**PROBLEM REQUIREMENTS**
Work out the number of lines with "first" in them. Reply with that number and no other words.

>>>

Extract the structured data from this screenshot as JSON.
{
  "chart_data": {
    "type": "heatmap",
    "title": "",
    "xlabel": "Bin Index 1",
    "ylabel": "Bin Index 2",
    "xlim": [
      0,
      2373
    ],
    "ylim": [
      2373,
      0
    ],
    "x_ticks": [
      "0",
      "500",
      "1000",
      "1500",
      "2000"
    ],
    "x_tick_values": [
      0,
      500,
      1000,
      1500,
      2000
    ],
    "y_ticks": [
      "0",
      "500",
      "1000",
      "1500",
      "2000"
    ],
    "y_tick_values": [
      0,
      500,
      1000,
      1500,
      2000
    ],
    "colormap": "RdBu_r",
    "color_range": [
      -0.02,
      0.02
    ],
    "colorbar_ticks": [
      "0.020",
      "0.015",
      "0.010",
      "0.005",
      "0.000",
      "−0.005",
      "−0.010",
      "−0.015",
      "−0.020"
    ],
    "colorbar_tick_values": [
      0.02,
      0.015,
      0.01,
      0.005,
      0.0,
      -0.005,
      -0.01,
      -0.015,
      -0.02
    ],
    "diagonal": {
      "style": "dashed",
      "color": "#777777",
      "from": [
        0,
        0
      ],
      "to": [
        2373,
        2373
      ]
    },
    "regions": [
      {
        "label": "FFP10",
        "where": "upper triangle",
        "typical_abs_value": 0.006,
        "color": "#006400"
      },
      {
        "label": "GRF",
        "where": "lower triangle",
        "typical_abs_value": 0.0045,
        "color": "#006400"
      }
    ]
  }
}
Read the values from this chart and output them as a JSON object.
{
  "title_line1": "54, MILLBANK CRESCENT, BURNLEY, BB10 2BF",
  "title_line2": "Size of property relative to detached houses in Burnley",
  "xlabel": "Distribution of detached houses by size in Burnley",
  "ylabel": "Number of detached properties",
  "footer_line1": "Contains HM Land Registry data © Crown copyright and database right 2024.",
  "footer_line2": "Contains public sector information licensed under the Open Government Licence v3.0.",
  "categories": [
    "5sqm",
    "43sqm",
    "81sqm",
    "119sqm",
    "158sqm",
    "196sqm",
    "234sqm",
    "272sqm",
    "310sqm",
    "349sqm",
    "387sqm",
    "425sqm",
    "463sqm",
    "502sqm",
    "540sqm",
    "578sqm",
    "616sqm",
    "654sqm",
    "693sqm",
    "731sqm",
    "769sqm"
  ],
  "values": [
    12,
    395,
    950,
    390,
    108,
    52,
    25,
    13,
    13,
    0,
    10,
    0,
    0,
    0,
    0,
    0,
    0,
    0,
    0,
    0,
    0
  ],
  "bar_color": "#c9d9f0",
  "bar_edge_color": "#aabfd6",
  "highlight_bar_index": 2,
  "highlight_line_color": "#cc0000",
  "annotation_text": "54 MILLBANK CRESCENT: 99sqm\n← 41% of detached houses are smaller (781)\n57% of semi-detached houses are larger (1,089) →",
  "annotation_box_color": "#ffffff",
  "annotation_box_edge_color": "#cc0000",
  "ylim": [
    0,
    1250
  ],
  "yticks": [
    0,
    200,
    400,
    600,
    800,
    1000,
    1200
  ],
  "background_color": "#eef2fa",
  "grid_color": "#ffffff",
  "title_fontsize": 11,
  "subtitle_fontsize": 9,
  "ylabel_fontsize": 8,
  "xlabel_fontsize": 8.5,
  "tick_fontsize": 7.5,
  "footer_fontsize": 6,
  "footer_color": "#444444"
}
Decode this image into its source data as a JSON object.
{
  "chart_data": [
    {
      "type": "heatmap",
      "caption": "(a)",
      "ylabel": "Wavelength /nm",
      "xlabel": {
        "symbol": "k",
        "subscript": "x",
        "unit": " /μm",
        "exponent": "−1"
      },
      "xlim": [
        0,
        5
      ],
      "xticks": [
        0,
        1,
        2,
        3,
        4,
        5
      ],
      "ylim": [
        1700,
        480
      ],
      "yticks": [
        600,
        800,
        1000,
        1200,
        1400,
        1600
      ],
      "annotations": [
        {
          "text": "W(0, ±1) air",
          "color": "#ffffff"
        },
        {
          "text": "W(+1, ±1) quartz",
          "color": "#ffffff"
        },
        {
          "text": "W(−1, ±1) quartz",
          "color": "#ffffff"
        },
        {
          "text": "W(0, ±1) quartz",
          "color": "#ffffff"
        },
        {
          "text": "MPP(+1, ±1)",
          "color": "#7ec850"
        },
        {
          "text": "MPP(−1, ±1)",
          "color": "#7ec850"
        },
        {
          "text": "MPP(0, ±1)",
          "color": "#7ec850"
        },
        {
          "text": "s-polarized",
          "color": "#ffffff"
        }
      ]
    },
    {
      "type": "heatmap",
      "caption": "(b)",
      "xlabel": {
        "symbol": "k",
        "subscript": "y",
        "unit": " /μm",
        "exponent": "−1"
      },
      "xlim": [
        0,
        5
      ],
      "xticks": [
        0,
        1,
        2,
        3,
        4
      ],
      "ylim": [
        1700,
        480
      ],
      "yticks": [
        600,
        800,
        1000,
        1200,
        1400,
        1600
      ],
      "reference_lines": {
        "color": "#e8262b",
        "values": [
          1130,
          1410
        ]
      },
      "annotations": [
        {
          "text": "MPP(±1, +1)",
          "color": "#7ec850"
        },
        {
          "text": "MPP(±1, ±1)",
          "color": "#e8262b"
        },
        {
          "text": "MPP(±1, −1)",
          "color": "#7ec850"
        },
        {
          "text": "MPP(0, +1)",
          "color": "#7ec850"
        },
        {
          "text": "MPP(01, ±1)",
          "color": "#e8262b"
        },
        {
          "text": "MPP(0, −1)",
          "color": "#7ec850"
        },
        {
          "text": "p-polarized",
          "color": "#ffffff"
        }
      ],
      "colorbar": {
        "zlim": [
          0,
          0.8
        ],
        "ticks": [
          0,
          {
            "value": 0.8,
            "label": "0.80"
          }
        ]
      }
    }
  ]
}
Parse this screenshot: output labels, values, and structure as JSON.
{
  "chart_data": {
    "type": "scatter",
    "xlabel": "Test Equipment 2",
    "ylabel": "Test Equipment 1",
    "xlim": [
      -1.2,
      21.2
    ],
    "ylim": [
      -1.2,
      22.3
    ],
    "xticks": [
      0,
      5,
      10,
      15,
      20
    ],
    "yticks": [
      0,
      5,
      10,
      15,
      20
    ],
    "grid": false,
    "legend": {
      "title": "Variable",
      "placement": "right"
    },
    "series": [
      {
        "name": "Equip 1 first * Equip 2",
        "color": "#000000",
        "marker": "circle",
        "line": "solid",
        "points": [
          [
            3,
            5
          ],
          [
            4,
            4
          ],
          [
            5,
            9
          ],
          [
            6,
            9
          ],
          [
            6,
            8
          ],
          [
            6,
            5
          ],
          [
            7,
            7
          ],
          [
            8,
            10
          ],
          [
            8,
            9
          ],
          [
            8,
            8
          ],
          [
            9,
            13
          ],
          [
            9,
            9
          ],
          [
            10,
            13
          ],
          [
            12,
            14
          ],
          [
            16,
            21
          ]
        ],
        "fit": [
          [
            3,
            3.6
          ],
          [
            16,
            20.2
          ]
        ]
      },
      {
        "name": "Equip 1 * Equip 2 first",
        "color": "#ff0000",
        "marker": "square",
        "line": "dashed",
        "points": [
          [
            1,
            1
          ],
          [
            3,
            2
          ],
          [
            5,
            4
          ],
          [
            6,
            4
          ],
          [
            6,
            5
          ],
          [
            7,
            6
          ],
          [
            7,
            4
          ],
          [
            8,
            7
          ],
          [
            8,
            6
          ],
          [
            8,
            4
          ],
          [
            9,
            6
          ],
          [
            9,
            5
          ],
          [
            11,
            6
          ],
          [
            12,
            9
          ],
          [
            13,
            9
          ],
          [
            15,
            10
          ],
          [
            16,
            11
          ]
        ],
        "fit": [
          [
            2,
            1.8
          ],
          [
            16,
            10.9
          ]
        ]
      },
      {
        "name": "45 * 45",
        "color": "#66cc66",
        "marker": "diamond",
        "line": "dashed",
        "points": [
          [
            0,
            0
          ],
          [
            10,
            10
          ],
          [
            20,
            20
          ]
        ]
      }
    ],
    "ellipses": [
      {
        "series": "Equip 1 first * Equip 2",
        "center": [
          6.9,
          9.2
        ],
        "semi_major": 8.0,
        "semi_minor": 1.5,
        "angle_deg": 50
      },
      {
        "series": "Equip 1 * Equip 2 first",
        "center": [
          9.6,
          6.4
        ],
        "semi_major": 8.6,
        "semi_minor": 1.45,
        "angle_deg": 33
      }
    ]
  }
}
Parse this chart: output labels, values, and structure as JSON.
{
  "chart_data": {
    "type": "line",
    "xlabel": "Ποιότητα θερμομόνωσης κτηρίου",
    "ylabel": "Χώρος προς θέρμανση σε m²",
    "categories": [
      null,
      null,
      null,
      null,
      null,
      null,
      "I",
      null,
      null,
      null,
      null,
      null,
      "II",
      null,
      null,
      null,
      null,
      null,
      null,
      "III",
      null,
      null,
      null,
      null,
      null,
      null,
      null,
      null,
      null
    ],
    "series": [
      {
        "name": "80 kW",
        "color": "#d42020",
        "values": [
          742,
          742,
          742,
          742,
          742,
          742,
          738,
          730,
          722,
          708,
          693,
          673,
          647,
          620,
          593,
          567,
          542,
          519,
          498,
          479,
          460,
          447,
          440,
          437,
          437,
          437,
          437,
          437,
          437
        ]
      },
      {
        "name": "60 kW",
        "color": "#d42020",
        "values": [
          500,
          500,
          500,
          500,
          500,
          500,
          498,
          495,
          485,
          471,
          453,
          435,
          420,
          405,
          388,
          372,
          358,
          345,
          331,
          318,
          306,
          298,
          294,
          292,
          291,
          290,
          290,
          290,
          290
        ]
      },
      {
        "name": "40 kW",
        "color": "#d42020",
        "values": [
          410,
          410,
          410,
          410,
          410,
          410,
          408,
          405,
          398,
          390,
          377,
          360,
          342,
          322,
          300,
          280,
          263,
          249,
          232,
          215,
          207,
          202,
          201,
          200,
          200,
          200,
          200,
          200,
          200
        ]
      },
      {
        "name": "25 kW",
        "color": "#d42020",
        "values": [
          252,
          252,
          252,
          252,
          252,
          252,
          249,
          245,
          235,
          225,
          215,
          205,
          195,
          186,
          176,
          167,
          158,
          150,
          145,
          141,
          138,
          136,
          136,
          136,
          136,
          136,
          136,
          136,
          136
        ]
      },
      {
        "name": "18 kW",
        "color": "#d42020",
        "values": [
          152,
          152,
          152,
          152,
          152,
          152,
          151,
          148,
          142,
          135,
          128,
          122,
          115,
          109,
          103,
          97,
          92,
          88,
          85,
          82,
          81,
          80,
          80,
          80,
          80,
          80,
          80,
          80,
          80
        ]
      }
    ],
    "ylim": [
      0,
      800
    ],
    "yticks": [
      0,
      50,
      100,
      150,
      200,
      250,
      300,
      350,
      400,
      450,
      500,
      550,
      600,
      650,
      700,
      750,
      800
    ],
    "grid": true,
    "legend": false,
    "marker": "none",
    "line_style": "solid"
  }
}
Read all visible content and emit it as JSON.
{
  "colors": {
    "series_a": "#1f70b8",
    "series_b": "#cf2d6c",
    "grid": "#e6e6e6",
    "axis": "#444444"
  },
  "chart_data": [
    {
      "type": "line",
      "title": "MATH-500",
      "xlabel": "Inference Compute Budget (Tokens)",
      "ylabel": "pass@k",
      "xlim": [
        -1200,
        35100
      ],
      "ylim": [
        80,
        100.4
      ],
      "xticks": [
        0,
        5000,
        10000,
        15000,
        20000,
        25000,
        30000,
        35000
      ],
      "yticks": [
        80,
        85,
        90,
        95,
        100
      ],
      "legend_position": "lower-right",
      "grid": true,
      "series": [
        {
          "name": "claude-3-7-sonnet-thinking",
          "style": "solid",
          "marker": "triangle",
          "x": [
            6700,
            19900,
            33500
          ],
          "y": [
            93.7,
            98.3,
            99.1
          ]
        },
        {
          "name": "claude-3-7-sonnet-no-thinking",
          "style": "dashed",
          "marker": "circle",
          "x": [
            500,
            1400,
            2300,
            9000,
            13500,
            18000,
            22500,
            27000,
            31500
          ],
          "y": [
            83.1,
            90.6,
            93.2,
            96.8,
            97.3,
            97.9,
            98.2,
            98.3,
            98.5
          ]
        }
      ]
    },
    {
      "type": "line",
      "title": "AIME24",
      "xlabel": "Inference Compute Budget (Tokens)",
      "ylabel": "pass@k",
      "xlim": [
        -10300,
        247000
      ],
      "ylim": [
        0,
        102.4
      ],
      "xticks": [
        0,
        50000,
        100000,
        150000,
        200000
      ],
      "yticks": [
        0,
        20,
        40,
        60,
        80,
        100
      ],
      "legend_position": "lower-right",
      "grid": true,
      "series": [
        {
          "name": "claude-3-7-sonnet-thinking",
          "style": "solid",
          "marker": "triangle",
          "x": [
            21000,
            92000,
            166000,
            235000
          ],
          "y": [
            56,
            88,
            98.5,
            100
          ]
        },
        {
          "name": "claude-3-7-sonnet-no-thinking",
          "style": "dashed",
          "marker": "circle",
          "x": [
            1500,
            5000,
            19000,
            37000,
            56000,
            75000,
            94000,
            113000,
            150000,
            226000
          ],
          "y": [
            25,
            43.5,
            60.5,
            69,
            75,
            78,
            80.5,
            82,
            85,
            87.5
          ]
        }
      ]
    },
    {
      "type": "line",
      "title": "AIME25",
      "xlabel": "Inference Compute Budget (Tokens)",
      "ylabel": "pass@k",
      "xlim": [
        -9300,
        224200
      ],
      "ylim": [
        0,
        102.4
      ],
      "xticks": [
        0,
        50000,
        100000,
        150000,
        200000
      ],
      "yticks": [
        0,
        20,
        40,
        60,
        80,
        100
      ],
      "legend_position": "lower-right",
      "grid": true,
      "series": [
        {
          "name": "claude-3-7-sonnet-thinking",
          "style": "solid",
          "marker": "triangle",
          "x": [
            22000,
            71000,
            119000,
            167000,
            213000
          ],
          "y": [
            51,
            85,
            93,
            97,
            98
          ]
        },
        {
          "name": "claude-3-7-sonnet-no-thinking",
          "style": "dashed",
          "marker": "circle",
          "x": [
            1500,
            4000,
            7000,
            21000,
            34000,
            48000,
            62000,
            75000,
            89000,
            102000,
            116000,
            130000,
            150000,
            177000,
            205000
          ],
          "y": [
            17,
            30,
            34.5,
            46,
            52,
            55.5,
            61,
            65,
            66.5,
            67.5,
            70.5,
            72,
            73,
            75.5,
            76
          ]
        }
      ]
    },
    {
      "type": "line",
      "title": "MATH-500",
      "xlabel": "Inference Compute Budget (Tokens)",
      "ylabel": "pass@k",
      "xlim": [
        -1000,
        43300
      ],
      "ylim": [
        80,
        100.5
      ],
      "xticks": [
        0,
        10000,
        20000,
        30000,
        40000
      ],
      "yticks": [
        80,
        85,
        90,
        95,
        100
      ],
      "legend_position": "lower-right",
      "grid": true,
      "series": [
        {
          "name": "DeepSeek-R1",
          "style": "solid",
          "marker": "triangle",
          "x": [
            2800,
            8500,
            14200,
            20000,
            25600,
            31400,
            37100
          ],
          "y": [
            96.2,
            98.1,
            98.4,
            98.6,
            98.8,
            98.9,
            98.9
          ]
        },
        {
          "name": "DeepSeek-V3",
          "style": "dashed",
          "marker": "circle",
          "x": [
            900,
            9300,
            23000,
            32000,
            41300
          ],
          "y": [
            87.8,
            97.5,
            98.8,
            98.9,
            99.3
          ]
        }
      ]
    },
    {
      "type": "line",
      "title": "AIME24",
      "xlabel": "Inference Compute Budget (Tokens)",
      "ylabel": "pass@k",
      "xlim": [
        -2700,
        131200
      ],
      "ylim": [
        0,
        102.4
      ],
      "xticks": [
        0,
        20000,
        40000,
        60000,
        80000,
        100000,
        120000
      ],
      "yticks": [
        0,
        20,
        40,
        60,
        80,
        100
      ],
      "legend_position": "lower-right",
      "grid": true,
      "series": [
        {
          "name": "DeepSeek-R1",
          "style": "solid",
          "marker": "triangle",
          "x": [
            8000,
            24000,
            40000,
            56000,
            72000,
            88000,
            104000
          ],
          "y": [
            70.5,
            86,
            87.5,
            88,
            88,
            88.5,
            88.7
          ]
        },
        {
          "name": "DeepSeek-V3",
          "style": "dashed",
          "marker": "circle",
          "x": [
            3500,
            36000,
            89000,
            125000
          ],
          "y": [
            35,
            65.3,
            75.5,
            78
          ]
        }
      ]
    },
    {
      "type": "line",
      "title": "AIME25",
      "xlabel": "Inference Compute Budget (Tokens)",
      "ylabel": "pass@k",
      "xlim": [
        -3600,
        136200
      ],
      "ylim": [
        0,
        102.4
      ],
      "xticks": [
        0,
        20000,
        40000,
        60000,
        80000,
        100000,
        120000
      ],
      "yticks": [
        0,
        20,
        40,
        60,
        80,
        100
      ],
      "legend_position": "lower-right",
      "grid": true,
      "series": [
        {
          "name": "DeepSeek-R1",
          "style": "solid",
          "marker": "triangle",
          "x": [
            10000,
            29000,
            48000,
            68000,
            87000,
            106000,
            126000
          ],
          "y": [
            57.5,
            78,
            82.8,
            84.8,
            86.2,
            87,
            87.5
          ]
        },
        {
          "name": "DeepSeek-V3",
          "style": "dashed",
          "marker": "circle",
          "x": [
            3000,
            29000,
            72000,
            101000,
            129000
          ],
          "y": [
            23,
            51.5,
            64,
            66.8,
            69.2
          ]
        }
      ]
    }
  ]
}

<<<

**FULL OUTPUT**
4